WHAT IS ASKED: Output, with no changes, the span of lines that opens with the line containing "What does this" and closes with the last line.

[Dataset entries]
:::::

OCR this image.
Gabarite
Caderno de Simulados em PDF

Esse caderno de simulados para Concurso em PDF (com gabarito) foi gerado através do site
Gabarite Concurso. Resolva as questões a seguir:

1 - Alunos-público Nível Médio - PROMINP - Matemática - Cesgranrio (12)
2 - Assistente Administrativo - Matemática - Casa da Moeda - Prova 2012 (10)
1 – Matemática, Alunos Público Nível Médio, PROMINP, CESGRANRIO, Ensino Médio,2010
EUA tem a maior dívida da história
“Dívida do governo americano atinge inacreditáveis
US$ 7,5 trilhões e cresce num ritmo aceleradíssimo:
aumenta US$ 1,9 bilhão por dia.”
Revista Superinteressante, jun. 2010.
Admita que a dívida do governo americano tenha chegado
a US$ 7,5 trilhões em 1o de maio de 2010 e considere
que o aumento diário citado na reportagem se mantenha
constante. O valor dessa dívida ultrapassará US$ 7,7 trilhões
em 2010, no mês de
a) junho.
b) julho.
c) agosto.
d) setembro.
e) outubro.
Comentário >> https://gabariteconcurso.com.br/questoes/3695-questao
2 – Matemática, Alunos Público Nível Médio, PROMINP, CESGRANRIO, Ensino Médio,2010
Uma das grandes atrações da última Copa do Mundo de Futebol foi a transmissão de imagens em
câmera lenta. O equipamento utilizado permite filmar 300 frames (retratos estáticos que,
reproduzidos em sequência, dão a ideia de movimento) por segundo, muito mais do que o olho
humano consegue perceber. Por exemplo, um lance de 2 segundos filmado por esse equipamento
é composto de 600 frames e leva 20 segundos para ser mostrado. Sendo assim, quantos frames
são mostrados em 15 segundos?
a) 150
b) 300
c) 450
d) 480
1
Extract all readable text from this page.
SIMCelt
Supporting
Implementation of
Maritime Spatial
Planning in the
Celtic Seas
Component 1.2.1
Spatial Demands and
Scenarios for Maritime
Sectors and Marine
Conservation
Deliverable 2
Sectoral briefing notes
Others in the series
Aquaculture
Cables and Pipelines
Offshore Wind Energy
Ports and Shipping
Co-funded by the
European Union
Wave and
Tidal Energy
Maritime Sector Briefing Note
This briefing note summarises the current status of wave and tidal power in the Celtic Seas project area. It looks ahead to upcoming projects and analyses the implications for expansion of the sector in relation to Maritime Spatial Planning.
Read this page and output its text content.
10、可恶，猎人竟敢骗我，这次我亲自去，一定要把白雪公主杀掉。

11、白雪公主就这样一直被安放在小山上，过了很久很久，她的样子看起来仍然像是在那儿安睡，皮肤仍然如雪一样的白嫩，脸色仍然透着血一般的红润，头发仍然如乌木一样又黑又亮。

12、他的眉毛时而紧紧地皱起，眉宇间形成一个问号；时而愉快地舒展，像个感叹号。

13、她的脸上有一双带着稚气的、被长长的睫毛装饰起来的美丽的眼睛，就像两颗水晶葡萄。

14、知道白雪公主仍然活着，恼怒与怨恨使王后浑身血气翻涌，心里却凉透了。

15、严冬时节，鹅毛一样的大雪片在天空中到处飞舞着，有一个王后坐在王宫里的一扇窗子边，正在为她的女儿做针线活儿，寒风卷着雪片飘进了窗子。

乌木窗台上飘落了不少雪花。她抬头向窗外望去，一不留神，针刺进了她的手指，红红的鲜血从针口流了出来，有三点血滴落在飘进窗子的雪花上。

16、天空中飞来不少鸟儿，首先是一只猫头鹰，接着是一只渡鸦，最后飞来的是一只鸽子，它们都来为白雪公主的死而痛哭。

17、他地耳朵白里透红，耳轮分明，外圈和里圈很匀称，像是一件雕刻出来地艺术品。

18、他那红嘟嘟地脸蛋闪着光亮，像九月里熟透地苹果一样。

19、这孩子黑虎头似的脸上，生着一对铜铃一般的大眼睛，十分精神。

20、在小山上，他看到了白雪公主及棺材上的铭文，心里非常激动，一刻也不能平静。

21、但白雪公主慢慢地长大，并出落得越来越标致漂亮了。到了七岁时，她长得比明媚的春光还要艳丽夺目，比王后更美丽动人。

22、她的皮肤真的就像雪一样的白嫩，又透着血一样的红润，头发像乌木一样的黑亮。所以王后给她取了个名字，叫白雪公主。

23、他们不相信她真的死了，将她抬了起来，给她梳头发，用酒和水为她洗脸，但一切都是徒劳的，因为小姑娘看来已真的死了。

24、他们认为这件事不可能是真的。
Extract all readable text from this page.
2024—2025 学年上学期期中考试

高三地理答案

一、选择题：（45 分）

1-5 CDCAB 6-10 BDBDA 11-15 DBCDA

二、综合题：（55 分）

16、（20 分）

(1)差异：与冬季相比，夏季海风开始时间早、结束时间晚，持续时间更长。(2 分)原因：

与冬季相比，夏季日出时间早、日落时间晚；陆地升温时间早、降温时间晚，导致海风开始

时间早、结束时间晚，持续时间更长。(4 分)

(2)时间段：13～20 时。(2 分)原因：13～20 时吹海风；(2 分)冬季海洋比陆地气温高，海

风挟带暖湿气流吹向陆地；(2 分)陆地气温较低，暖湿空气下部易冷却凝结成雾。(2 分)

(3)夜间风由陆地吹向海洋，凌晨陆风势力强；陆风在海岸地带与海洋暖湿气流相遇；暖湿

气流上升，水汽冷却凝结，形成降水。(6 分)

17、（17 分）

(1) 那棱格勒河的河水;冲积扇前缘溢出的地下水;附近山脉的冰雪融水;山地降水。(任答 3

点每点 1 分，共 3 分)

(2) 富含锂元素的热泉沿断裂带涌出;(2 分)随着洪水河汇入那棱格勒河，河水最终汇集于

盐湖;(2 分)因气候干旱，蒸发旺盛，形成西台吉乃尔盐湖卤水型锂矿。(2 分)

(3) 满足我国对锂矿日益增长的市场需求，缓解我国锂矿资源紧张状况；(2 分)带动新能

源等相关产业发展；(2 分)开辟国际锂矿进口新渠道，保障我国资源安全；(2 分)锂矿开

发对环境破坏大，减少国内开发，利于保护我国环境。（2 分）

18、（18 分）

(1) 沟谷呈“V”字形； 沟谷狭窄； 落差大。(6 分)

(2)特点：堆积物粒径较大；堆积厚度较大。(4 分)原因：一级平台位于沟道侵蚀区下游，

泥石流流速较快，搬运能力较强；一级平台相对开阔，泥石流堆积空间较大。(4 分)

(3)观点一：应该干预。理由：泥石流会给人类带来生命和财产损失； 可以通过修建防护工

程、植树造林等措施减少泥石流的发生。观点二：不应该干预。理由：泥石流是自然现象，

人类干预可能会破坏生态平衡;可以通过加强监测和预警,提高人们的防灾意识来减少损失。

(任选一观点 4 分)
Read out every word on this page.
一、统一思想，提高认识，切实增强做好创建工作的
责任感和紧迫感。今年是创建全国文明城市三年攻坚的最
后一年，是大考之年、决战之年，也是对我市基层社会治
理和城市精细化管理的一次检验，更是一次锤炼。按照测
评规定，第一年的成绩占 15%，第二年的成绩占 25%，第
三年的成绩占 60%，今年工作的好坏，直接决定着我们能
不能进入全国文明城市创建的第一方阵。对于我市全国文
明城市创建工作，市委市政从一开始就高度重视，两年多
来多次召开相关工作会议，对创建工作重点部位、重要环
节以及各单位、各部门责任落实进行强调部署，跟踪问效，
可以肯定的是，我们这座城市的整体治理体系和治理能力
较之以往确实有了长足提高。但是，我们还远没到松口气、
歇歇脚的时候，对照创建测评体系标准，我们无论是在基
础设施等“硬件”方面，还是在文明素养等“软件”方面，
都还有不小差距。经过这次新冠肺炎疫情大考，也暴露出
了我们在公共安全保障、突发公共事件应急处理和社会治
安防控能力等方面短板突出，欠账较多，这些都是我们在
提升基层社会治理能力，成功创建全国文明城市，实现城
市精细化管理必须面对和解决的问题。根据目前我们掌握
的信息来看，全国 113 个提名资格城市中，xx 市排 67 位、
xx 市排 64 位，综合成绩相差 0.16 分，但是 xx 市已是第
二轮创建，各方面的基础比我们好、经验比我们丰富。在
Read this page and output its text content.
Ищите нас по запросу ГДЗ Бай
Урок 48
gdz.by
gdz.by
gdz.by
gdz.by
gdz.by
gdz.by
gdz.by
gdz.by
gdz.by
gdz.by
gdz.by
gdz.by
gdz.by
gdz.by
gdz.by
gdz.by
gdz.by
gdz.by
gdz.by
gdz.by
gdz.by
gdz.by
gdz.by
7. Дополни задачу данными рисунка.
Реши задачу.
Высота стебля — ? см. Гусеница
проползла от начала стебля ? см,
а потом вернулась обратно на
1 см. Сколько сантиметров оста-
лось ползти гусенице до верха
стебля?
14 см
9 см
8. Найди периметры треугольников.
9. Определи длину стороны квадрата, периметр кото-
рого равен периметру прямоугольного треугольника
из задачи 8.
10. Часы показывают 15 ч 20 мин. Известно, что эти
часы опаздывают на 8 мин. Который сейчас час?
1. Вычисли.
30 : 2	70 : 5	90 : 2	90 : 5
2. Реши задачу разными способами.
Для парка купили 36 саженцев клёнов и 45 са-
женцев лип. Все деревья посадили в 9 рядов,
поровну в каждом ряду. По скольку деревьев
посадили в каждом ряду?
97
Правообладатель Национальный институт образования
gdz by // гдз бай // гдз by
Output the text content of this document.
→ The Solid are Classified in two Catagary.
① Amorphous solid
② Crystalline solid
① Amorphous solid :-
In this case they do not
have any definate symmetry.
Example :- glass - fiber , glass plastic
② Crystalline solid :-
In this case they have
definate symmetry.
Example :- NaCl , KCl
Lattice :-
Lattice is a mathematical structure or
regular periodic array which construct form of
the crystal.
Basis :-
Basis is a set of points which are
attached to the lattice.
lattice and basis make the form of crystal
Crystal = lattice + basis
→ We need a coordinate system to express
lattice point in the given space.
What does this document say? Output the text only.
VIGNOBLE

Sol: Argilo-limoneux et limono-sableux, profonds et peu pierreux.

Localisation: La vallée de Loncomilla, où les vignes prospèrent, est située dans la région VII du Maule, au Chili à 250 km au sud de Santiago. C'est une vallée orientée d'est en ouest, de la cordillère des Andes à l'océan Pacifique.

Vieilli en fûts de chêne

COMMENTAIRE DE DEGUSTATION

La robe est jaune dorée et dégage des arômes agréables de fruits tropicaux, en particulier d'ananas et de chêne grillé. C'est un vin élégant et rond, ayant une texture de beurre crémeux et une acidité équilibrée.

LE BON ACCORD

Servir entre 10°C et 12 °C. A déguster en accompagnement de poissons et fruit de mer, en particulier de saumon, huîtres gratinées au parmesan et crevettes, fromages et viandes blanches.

:::::

TASK ANSWER:
What does this document say? Output the text only.
VIGNOBLE

Sol: Argilo-limoneux et limono-sableux, profonds et peu pierreux.

Localisation: La vallée de Loncomilla, où les vignes prospèrent, est située dans la région VII du Maule, au Chili à 250 km au sud de Santiago. C'est une vallée orientée d'est en ouest, de la cordillère des Andes à l'océan Pacifique.

Vieilli en fûts de chêne

COMMENTAIRE DE DEGUSTATION

La robe est jaune dorée et dégage des arômes agréables de fruits tropicaux, en particulier d'ananas et de chêne grillé. C'est un vin élégant et rond, ayant une texture de beurre crémeux et une acidité équilibrée.

LE BON ACCORD

Servir entre 10°C et 12 °C. A déguster en accompagnement de poissons et fruit de mer, en particulier de saumon, huîtres gratinées au parmesan et crevettes, fromages et viandes blanches.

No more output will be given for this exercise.